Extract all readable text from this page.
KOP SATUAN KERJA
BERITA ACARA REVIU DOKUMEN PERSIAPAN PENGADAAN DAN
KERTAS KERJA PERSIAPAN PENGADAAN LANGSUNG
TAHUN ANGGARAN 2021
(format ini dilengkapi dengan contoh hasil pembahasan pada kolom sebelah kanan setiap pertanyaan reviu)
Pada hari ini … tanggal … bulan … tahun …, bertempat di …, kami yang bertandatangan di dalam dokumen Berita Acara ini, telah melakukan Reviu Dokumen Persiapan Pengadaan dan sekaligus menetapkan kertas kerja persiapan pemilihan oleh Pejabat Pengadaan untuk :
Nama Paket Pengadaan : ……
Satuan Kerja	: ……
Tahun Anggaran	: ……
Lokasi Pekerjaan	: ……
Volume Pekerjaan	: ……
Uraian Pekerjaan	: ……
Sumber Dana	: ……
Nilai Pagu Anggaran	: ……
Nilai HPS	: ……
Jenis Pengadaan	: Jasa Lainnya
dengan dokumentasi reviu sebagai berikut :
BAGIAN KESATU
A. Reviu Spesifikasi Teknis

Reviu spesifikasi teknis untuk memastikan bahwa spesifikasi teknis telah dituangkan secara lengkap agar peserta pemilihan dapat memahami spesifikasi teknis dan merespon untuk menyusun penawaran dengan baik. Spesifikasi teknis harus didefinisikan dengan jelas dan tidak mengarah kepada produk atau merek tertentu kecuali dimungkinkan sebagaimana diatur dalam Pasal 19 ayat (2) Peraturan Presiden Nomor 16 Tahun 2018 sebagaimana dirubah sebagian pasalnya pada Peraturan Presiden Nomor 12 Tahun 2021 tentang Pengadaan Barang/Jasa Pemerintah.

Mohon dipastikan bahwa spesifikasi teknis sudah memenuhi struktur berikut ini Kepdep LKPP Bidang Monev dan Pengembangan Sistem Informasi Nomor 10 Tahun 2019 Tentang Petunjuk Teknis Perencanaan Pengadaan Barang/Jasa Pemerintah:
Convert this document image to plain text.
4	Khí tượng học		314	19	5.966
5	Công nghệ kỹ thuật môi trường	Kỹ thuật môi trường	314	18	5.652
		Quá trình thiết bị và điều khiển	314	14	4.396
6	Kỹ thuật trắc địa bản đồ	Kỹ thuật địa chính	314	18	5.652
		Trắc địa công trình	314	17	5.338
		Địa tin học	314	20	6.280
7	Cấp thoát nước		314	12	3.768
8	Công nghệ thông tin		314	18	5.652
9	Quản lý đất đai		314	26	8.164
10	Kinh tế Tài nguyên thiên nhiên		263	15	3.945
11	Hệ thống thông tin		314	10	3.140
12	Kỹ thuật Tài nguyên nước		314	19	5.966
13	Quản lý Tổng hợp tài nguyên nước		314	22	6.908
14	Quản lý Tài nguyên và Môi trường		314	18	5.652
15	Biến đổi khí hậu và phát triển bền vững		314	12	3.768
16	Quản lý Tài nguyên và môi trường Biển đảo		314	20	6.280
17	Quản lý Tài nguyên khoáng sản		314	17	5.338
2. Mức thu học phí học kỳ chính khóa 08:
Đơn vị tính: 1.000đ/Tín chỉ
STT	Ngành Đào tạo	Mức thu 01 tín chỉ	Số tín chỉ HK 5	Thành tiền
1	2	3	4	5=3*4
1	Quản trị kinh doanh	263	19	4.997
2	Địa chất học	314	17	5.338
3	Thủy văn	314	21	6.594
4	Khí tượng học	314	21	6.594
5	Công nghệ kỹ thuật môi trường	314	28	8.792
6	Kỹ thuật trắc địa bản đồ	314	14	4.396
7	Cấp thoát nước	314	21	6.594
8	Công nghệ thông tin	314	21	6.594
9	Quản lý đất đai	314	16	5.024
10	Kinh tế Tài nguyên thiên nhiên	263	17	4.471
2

- _Exercise instructions_: Retype all of the entries precisely as they are.

- _Output for this exercise_:
Extract all readable text from this page.
KOP SATUAN KERJA
BERITA ACARA REVIU DOKUMEN PERSIAPAN PENGADAAN DAN
KERTAS KERJA PERSIAPAN PENGADAAN LANGSUNG
TAHUN ANGGARAN 2021
(format ini dilengkapi dengan contoh hasil pembahasan pada kolom sebelah kanan setiap pertanyaan reviu)
Pada hari ini … tanggal … bulan … tahun …, bertempat di …, kami yang bertandatangan di dalam dokumen Berita Acara ini, telah melakukan Reviu Dokumen Persiapan Pengadaan dan sekaligus menetapkan kertas kerja persiapan pemilihan oleh Pejabat Pengadaan untuk :
Nama Paket Pengadaan : ……
Satuan Kerja	: ……
Tahun Anggaran	: ……
Lokasi Pekerjaan	: ……
Volume Pekerjaan	: ……
Uraian Pekerjaan	: ……
Sumber Dana	: ……
Nilai Pagu Anggaran	: ……
Nilai HPS	: ……
Jenis Pengadaan	: Jasa Lainnya
dengan dokumentasi reviu sebagai berikut :
BAGIAN KESATU
A. Reviu Spesifikasi Teknis

Reviu spesifikasi teknis untuk memastikan bahwa spesifikasi teknis telah dituangkan secara lengkap agar peserta pemilihan dapat memahami spesifikasi teknis dan merespon untuk menyusun penawaran dengan baik. Spesifikasi teknis harus didefinisikan dengan jelas dan tidak mengarah kepada produk atau merek tertentu kecuali dimungkinkan sebagaimana diatur dalam Pasal 19 ayat (2) Peraturan Presiden Nomor 16 Tahun 2018 sebagaimana dirubah sebagian pasalnya pada Peraturan Presiden Nomor 12 Tahun 2021 tentang Pengadaan Barang/Jasa Pemerintah.

Mohon dipastikan bahwa spesifikasi teknis sudah memenuhi struktur berikut ini Kepdep LKPP Bidang Monev dan Pengembangan Sistem Informasi Nomor 10 Tahun 2019 Tentang Petunjuk Teknis Perencanaan Pengadaan Barang/Jasa Pemerintah:
Convert this document image to plain text.
4	Khí tượng học		314	19	5.966
5	Công nghệ kỹ thuật môi trường	Kỹ thuật môi trường	314	18	5.652
		Quá trình thiết bị và điều khiển	314	14	4.396
6	Kỹ thuật trắc địa bản đồ	Kỹ thuật địa chính	314	18	5.652
		Trắc địa công trình	314	17	5.338
		Địa tin học	314	20	6.280
7	Cấp thoát nước		314	12	3.768
8	Công nghệ thông tin		314	18	5.652
9	Quản lý đất đai		314	26	8.164
10	Kinh tế Tài nguyên thiên nhiên		263	15	3.945
11	Hệ thống thông tin		314	10	3.140
12	Kỹ thuật Tài nguyên nước		314	19	5.966
13	Quản lý Tổng hợp tài nguyên nước		314	22	6.908
14	Quản lý Tài nguyên và Môi trường		314	18	5.652
15	Biến đổi khí hậu và phát triển bền vững		314	12	3.768
16	Quản lý Tài nguyên và môi trường Biển đảo		314	20	6.280
17	Quản lý Tài nguyên khoáng sản		314	17	5.338
2. Mức thu học phí học kỳ chính khóa 08:
Đơn vị tính: 1.000đ/Tín chỉ
STT	Ngành Đào tạo	Mức thu 01 tín chỉ	Số tín chỉ HK 5	Thành tiền
1	2	3	4	5=3*4
1	Quản trị kinh doanh	263	19	4.997
2	Địa chất học	314	17	5.338
3	Thủy văn	314	21	6.594
4	Khí tượng học	314	21	6.594
5	Công nghệ kỹ thuật môi trường	314	28	8.792
6	Kỹ thuật trắc địa bản đồ	314	14	4.396
7	Cấp thoát nước	314	21	6.594
8	Công nghệ thông tin	314	21	6.594
9	Quản lý đất đai	314	16	5.024
10	Kinh tế Tài nguyên thiên nhiên	263	17	4.471
2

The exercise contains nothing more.